- _PROMPT_:
Repeat everything in the material exactly.

- _PROVIDED RECORDS_:
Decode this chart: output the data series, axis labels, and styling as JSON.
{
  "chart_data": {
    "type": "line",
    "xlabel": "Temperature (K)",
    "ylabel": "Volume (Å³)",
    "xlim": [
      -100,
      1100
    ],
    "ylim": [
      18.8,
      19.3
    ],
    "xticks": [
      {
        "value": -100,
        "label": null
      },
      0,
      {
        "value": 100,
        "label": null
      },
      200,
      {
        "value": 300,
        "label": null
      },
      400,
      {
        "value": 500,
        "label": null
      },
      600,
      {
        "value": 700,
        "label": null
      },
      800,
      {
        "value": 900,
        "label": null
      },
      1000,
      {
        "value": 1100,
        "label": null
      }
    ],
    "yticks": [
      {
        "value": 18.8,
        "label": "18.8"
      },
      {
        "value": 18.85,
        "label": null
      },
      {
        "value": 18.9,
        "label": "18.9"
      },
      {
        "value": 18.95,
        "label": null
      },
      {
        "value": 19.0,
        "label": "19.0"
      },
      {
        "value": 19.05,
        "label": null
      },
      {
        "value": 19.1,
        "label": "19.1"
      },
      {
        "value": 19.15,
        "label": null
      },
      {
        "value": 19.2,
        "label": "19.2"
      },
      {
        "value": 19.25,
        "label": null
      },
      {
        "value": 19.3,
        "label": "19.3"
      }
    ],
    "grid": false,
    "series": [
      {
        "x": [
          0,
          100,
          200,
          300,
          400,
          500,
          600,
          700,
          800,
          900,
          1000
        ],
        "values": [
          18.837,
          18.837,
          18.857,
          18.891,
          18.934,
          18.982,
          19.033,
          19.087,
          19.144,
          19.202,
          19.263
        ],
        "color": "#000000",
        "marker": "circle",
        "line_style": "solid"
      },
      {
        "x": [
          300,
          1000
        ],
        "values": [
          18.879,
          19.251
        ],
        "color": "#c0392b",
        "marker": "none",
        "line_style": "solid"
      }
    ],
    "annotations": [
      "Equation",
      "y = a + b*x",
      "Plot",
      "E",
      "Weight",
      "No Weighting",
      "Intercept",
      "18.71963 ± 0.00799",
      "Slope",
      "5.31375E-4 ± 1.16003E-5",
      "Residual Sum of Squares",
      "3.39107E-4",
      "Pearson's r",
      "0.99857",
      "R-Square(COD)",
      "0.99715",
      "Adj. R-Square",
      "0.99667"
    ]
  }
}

- _SOLUTION FOR THIS EXERCISE_:
Decode this chart: output the data series, axis labels, and styling as JSON.
{
  "chart_data": {
    "type": "line",
    "xlabel": "Temperature (K)",
    "ylabel": "Volume (Å³)",
    "xlim": [
      -100,
      1100
    ],
    "ylim": [
      18.8,
      19.3
    ],
    "xticks": [
      {
        "value": -100,
        "label": null
      },
      0,
      {
        "value": 100,
        "label": null
      },
      200,
      {
        "value": 300,
        "label": null
      },
      400,
      {
        "value": 500,
        "label": null
      },
      600,
      {
        "value": 700,
        "label": null
      },
      800,
      {
        "value": 900,
        "label": null
      },
      1000,
      {
        "value": 1100,
        "label": null
      }
    ],
    "yticks": [
      {
        "value": 18.8,
        "label": "18.8"
      },
      {
        "value": 18.85,
        "label": null
      },
      {
        "value": 18.9,
        "label": "18.9"
      },
      {
        "value": 18.95,
        "label": null
      },
      {
        "value": 19.0,
        "label": "19.0"
      },
      {
        "value": 19.05,
        "label": null
      },
      {
        "value": 19.1,
        "label": "19.1"
      },
      {
        "value": 19.15,
        "label": null
      },
      {
        "value": 19.2,
        "label": "19.2"
      },
      {
        "value": 19.25,
        "label": null
      },
      {
        "value": 19.3,
        "label": "19.3"
      }
    ],
    "grid": false,
    "series": [
      {
        "x": [
          0,
          100,
          200,
          300,
          400,
          500,
          600,
          700,
          800,
          900,
          1000
        ],
        "values": [
          18.837,
          18.837,
          18.857,
          18.891,
          18.934,
          18.982,
          19.033,
          19.087,
          19.144,
          19.202,
          19.263
        ],
        "color": "#000000",
        "marker": "circle",
        "line_style": "solid"
      },
      {
        "x": [
          300,
          1000
        ],
        "values": [
          18.879,
          19.251
        ],
        "color": "#c0392b",
        "marker": "none",
        "line_style": "solid"
      }
    ],
    "annotations": [
      "Equation",
      "y = a + b*x",
      "Plot",
      "E",
      "Weight",
      "No Weighting",
      "Intercept",
      "18.71963 ± 0.00799",
      "Slope",
      "5.31375E-4 ± 1.16003E-5",
      "Residual Sum of Squares",
      "3.39107E-4",
      "Pearson's r",
      "0.99857",
      "R-Square(COD)",
      "0.99715",
      "Adj. R-Square",
      "0.99667"
    ]
  }
}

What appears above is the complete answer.